### What you should do:
Each entry here needs to be set down again exactly, please; pictures are left out.

### Source material:
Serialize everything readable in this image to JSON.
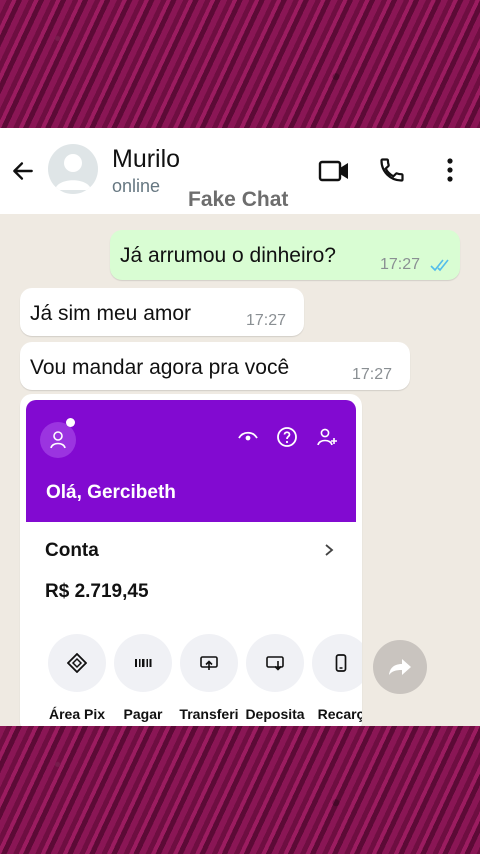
{
  "header": {
    "contact_name": "Murilo",
    "status": "online",
    "watermark": "Fake Chat"
  },
  "messages": [
    {
      "direction": "outgoing",
      "text": "Já arrumou o dinheiro?",
      "time": "17:27",
      "status": "read"
    },
    {
      "direction": "incoming",
      "text": "Já sim meu amor",
      "time": "17:27"
    },
    {
      "direction": "incoming",
      "text": "Vou mandar agora pra você",
      "time": "17:27"
    }
  ],
  "shared_image": {
    "greeting": "Olá, Gercibeth",
    "account_label": "Conta",
    "balance": "R$ 2.719,45",
    "actions": [
      {
        "label": "Área Pix",
        "icon": "pix-icon"
      },
      {
        "label": "Pagar",
        "icon": "barcode-icon"
      },
      {
        "label": "Transferi",
        "icon": "transfer-icon"
      },
      {
        "label": "Deposita",
        "icon": "deposit-icon"
      },
      {
        "label": "Recarç",
        "icon": "phone-recharge-icon"
      }
    ],
    "accent_color": "#820ad1"
  },
  "colors": {
    "outgoing_bubble": "#d9fdd3",
    "incoming_bubble": "#ffffff",
    "chat_background": "#efeae2",
    "frame_background": "#7a1048",
    "read_ticks": "#53bdeb"
  }
}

### The result:
Serialize everything readable in this image to JSON.
{
  "header": {
    "contact_name": "Murilo",
    "status": "online",
    "watermark": "Fake Chat"
  },
  "messages": [
    {
      "direction": "outgoing",
      "text": "Já arrumou o dinheiro?",
      "time": "17:27",
      "status": "read"
    },
    {
      "direction": "incoming",
      "text": "Já sim meu amor",
      "time": "17:27"
    },
    {
      "direction": "incoming",
      "text": "Vou mandar agora pra você",
      "time": "17:27"
    }
  ],
  "shared_image": {
    "greeting": "Olá, Gercibeth",
    "account_label": "Conta",
    "balance": "R$ 2.719,45",
    "actions": [
      {
        "label": "Área Pix",
        "icon": "pix-icon"
      },
      {
        "label": "Pagar",
        "icon": "barcode-icon"
      },
      {
        "label": "Transferi",
        "icon": "transfer-icon"
      },
      {
        "label": "Deposita",
        "icon": "deposit-icon"
      },
      {
        "label": "Recarç",
        "icon": "phone-recharge-icon"
      }
    ],
    "accent_color": "#820ad1"
  },
  "colors": {
    "outgoing_bubble": "#d9fdd3",
    "incoming_bubble": "#ffffff",
    "chat_background": "#efeae2",
    "frame_background": "#7a1048",
    "read_ticks": "#53bdeb"
  }
}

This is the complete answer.